(Dataset records)
.....

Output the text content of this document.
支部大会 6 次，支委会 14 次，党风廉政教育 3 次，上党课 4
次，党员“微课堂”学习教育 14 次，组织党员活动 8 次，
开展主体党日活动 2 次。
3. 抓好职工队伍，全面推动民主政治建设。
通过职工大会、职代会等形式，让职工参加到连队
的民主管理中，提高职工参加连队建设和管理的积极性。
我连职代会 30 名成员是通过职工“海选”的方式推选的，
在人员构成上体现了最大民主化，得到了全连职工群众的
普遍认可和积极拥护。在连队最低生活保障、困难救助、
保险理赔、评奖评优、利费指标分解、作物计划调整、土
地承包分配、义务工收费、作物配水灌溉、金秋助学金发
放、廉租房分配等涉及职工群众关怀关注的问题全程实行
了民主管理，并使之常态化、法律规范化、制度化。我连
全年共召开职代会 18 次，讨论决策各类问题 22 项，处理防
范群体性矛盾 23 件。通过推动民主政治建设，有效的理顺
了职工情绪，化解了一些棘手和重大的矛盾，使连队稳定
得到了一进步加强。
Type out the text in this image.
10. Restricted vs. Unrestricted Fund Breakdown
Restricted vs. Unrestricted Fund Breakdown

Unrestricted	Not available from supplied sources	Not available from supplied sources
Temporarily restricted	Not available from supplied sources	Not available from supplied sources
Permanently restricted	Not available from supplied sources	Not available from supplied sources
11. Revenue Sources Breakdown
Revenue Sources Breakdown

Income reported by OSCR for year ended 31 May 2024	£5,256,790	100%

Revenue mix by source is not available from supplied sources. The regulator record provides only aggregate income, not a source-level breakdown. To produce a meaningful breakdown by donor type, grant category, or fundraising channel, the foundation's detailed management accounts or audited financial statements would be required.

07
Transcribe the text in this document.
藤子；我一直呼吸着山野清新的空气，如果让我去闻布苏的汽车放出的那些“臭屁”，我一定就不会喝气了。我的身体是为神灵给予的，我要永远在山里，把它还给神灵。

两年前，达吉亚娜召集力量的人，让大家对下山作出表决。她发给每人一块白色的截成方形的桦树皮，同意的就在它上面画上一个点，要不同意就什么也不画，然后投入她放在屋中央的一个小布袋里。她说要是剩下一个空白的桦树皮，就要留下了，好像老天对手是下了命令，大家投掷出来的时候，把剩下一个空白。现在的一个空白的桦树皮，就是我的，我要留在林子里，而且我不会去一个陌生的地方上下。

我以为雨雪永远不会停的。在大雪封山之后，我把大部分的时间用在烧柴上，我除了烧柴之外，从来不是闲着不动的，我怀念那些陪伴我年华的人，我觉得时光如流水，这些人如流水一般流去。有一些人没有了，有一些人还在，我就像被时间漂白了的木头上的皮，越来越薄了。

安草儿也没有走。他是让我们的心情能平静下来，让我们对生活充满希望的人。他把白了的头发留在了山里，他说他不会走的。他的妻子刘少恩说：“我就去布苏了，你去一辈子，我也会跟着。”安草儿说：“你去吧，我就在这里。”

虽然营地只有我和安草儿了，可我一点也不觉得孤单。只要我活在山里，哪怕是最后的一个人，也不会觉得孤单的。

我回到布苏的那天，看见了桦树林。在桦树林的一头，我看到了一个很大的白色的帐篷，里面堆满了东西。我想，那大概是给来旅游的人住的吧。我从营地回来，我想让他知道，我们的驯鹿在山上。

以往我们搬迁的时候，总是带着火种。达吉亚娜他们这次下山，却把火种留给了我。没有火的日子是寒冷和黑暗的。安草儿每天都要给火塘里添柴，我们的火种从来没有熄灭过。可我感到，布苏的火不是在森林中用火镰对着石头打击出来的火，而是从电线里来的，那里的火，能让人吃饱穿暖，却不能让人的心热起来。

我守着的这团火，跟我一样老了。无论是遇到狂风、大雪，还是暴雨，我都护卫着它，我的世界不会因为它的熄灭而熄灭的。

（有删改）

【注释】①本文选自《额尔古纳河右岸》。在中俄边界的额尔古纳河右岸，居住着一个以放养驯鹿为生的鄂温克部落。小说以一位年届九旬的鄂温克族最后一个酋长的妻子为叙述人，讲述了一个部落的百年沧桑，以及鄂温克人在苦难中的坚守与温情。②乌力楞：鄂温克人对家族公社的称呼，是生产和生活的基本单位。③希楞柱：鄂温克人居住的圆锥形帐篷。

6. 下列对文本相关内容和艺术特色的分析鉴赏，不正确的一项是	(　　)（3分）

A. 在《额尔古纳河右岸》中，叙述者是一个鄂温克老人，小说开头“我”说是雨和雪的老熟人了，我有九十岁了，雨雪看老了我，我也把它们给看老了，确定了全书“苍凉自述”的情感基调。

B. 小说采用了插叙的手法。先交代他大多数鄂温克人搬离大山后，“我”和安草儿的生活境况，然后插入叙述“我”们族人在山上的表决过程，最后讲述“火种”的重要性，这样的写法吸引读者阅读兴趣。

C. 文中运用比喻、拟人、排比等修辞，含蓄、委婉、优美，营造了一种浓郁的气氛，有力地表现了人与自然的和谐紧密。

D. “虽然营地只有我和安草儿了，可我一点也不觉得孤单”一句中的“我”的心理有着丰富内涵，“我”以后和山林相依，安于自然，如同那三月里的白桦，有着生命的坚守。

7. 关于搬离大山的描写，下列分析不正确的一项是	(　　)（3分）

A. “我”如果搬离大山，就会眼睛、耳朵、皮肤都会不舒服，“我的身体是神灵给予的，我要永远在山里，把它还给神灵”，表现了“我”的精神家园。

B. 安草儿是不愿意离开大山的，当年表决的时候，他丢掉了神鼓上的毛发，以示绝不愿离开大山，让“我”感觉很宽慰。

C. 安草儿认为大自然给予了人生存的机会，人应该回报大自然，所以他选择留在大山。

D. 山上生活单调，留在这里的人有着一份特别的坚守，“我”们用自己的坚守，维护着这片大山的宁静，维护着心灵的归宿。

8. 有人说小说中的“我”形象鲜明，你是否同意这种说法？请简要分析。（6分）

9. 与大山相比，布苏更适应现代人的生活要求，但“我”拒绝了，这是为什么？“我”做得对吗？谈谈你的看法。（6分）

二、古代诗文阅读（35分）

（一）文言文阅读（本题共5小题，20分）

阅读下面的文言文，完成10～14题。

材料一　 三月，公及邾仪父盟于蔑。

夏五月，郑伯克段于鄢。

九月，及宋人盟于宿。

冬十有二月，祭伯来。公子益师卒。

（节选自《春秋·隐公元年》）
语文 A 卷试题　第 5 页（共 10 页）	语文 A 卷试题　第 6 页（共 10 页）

.....

SHORT PROBLEM. Every record shown above must be echoed exactly.

TASK SOLUTION.
Output the text content of this document.
支部大会 6 次，支委会 14 次，党风廉政教育 3 次，上党课 4
次，党员“微课堂”学习教育 14 次，组织党员活动 8 次，
开展主体党日活动 2 次。
3. 抓好职工队伍，全面推动民主政治建设。
通过职工大会、职代会等形式，让职工参加到连队
的民主管理中，提高职工参加连队建设和管理的积极性。
我连职代会 30 名成员是通过职工“海选”的方式推选的，
在人员构成上体现了最大民主化，得到了全连职工群众的
普遍认可和积极拥护。在连队最低生活保障、困难救助、
保险理赔、评奖评优、利费指标分解、作物计划调整、土
地承包分配、义务工收费、作物配水灌溉、金秋助学金发
放、廉租房分配等涉及职工群众关怀关注的问题全程实行
了民主管理，并使之常态化、法律规范化、制度化。我连
全年共召开职代会 18 次，讨论决策各类问题 22 项，处理防
范群体性矛盾 23 件。通过推动民主政治建设，有效的理顺
了职工情绪，化解了一些棘手和重大的矛盾，使连队稳定
得到了一进步加强。
Type out the text in this image.
10. Restricted vs. Unrestricted Fund Breakdown
Restricted vs. Unrestricted Fund Breakdown

Unrestricted	Not available from supplied sources	Not available from supplied sources
Temporarily restricted	Not available from supplied sources	Not available from supplied sources
Permanently restricted	Not available from supplied sources	Not available from supplied sources
11. Revenue Sources Breakdown
Revenue Sources Breakdown

Income reported by OSCR for year ended 31 May 2024	£5,256,790	100%

Revenue mix by source is not available from supplied sources. The regulator record provides only aggregate income, not a source-level breakdown. To produce a meaningful breakdown by donor type, grant category, or fundraising channel, the foundation's detailed management accounts or audited financial statements would be required.

07
Transcribe the text in this document.
藤子；我一直呼吸着山野清新的空气，如果让我去闻布苏的汽车放出的那些“臭屁”，我一定就不会喝气了。我的身体是为神灵给予的，我要永远在山里，把它还给神灵。

两年前，达吉亚娜召集力量的人，让大家对下山作出表决。她发给每人一块白色的截成方形的桦树皮，同意的就在它上面画上一个点，要不同意就什么也不画，然后投入她放在屋中央的一个小布袋里。她说要是剩下一个空白的桦树皮，就要留下了，好像老天对手是下了命令，大家投掷出来的时候，把剩下一个空白。现在的一个空白的桦树皮，就是我的，我要留在林子里，而且我不会去一个陌生的地方上下。

我以为雨雪永远不会停的。在大雪封山之后，我把大部分的时间用在烧柴上，我除了烧柴之外，从来不是闲着不动的，我怀念那些陪伴我年华的人，我觉得时光如流水，这些人如流水一般流去。有一些人没有了，有一些人还在，我就像被时间漂白了的木头上的皮，越来越薄了。

安草儿也没有走。他是让我们的心情能平静下来，让我们对生活充满希望的人。他把白了的头发留在了山里，他说他不会走的。他的妻子刘少恩说：“我就去布苏了，你去一辈子，我也会跟着。”安草儿说：“你去吧，我就在这里。”

虽然营地只有我和安草儿了，可我一点也不觉得孤单。只要我活在山里，哪怕是最后的一个人，也不会觉得孤单的。

我回到布苏的那天，看见了桦树林。在桦树林的一头，我看到了一个很大的白色的帐篷，里面堆满了东西。我想，那大概是给来旅游的人住的吧。我从营地回来，我想让他知道，我们的驯鹿在山上。

以往我们搬迁的时候，总是带着火种。达吉亚娜他们这次下山，却把火种留给了我。没有火的日子是寒冷和黑暗的。安草儿每天都要给火塘里添柴，我们的火种从来没有熄灭过。可我感到，布苏的火不是在森林中用火镰对着石头打击出来的火，而是从电线里来的，那里的火，能让人吃饱穿暖，却不能让人的心热起来。

我守着的这团火，跟我一样老了。无论是遇到狂风、大雪，还是暴雨，我都护卫着它，我的世界不会因为它的熄灭而熄灭的。

（有删改）

【注释】①本文选自《额尔古纳河右岸》。在中俄边界的额尔古纳河右岸，居住着一个以放养驯鹿为生的鄂温克部落。小说以一位年届九旬的鄂温克族最后一个酋长的妻子为叙述人，讲述了一个部落的百年沧桑，以及鄂温克人在苦难中的坚守与温情。②乌力楞：鄂温克人对家族公社的称呼，是生产和生活的基本单位。③希楞柱：鄂温克人居住的圆锥形帐篷。

6. 下列对文本相关内容和艺术特色的分析鉴赏，不正确的一项是	(　　)（3分）

A. 在《额尔古纳河右岸》中，叙述者是一个鄂温克老人，小说开头“我”说是雨和雪的老熟人了，我有九十岁了，雨雪看老了我，我也把它们给看老了，确定了全书“苍凉自述”的情感基调。

B. 小说采用了插叙的手法。先交代他大多数鄂温克人搬离大山后，“我”和安草儿的生活境况，然后插入叙述“我”们族人在山上的表决过程，最后讲述“火种”的重要性，这样的写法吸引读者阅读兴趣。

C. 文中运用比喻、拟人、排比等修辞，含蓄、委婉、优美，营造了一种浓郁的气氛，有力地表现了人与自然的和谐紧密。

D. “虽然营地只有我和安草儿了，可我一点也不觉得孤单”一句中的“我”的心理有着丰富内涵，“我”以后和山林相依，安于自然，如同那三月里的白桦，有着生命的坚守。

7. 关于搬离大山的描写，下列分析不正确的一项是	(　　)（3分）

A. “我”如果搬离大山，就会眼睛、耳朵、皮肤都会不舒服，“我的身体是神灵给予的，我要永远在山里，把它还给神灵”，表现了“我”的精神家园。

B. 安草儿是不愿意离开大山的，当年表决的时候，他丢掉了神鼓上的毛发，以示绝不愿离开大山，让“我”感觉很宽慰。

C. 安草儿认为大自然给予了人生存的机会，人应该回报大自然，所以他选择留在大山。

D. 山上生活单调，留在这里的人有着一份特别的坚守，“我”们用自己的坚守，维护着这片大山的宁静，维护着心灵的归宿。

8. 有人说小说中的“我”形象鲜明，你是否同意这种说法？请简要分析。（6分）

9. 与大山相比，布苏更适应现代人的生活要求，但“我”拒绝了，这是为什么？“我”做得对吗？谈谈你的看法。（6分）

二、古代诗文阅读（35分）

（一）文言文阅读（本题共5小题，20分）

阅读下面的文言文，完成10～14题。

材料一　 三月，公及邾仪父盟于蔑。

夏五月，郑伯克段于鄢。

九月，及宋人盟于宿。

冬十有二月，祭伯来。公子益师卒。

（节选自《春秋·隐公元年》）
语文 A 卷试题　第 5 页（共 10 页）	语文 A 卷试题　第 6 页（共 10 页）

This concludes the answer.